- **Task description**:
Identify the lines containing the word "username". Copy each one.

Collected data entries:
--

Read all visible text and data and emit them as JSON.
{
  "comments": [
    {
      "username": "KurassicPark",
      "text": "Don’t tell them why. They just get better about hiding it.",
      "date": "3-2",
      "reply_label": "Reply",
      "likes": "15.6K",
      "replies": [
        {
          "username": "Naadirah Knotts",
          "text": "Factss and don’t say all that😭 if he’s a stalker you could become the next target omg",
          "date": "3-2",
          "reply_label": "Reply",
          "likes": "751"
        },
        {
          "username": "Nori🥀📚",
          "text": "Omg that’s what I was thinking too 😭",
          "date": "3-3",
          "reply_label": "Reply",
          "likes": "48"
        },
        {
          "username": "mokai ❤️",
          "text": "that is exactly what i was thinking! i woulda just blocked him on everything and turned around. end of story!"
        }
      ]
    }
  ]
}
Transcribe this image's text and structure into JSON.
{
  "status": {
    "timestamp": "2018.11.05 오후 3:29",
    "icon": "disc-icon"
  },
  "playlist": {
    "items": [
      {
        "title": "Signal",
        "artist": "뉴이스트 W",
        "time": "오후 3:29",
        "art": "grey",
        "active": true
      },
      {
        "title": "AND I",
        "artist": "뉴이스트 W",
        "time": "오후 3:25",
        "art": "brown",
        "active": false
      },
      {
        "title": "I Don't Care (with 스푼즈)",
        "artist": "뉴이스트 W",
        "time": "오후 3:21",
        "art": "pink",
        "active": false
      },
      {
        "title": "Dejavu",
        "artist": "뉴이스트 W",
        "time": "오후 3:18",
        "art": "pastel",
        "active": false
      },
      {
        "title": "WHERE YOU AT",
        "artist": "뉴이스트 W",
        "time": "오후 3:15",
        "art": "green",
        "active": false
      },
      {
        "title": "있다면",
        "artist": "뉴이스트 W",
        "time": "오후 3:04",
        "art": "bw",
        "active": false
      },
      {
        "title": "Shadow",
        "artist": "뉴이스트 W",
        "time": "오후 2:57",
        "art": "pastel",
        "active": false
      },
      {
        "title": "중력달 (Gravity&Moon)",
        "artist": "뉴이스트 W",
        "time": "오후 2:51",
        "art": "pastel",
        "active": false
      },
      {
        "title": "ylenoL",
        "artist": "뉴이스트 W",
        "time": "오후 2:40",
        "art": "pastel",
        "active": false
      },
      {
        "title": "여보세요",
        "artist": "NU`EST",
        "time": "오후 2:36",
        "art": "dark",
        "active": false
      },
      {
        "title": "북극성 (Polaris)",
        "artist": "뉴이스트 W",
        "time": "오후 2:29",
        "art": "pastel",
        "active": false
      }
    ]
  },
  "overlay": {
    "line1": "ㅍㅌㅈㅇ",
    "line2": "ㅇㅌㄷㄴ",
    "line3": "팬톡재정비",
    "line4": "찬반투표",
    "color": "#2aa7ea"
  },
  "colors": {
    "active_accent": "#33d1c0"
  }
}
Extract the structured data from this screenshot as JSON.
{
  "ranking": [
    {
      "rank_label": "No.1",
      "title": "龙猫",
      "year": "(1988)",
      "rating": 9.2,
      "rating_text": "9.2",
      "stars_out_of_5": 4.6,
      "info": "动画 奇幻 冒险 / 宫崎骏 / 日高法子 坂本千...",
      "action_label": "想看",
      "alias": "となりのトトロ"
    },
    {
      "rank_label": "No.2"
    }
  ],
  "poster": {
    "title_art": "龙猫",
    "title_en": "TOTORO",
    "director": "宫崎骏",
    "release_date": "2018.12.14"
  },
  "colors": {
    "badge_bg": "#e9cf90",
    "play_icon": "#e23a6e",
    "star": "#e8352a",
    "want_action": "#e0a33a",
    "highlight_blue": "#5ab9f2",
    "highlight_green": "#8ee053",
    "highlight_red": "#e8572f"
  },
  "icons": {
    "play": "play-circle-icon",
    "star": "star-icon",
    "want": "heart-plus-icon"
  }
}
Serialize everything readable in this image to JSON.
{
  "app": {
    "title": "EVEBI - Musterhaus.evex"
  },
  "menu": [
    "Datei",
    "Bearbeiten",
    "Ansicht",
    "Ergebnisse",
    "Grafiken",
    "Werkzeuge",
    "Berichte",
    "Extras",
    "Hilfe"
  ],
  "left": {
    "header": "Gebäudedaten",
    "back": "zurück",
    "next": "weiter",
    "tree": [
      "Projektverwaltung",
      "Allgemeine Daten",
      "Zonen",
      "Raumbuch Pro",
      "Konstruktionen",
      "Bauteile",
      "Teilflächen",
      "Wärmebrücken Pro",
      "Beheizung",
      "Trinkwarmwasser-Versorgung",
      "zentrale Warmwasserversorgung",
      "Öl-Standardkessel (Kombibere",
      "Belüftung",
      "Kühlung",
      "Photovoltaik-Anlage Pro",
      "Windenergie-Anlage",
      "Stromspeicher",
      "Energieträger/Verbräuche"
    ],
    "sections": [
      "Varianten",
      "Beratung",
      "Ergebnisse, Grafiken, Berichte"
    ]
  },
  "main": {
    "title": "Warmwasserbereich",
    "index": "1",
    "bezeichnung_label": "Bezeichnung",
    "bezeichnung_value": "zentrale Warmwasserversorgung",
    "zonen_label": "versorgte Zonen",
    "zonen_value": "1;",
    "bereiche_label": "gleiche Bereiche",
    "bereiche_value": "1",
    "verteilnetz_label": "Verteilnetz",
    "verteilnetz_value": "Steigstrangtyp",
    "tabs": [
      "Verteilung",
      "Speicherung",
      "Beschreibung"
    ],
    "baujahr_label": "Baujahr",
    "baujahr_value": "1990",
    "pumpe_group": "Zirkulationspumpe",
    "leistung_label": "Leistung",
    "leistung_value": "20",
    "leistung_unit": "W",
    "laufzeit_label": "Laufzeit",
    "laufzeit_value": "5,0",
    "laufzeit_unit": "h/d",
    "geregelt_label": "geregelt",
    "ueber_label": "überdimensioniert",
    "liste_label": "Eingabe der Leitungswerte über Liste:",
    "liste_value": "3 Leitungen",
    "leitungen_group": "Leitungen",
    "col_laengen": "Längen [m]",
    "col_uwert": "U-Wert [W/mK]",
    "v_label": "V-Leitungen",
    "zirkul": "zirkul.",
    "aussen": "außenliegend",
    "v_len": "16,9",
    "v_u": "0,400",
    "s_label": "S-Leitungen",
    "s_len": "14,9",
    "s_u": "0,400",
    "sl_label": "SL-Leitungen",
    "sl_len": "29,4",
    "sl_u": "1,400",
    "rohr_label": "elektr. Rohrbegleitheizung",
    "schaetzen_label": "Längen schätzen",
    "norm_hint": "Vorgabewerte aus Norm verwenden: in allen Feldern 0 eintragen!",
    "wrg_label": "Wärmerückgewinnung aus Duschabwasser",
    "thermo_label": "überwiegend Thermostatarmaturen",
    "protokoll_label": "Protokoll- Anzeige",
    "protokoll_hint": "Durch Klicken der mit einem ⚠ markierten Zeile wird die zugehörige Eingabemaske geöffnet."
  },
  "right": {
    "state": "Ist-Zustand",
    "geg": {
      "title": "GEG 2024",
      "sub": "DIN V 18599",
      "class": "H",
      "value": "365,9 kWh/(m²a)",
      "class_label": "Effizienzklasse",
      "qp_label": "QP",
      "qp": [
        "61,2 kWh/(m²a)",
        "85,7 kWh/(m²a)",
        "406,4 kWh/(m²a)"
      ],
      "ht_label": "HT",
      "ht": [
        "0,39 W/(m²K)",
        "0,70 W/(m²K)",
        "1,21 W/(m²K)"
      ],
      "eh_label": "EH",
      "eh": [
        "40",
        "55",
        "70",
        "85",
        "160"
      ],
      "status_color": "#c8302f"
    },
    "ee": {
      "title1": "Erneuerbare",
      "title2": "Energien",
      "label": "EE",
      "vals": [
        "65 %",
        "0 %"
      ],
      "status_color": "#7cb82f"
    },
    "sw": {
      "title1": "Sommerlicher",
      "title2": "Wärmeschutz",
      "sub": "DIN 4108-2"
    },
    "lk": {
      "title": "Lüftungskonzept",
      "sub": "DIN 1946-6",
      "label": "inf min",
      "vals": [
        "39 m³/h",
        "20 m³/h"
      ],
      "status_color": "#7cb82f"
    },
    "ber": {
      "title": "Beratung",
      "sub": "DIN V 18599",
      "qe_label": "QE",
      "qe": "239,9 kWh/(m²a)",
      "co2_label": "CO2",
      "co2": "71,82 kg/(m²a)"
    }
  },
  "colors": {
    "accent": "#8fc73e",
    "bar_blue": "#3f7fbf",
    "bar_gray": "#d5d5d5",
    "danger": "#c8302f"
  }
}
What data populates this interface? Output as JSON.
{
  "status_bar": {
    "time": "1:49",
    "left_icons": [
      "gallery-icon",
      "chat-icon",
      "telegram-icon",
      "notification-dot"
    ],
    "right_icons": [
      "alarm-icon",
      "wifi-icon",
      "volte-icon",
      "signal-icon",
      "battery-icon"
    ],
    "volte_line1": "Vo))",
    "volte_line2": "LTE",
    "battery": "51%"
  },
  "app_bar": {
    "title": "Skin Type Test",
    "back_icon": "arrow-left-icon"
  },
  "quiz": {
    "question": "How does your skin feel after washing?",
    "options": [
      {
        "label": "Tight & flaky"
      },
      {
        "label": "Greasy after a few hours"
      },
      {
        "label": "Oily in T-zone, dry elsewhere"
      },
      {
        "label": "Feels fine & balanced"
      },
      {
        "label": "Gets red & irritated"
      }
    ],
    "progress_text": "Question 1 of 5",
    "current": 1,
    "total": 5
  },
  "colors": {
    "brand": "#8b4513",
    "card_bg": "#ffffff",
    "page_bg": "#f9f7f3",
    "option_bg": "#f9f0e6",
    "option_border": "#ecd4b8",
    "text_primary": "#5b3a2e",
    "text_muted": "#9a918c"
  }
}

--

- **Response below**:
      "username": "KurassicPark",
          "username": "Naadirah Knotts",
          "username": "Nori🥀📚",
          "username": "mokai ❤️",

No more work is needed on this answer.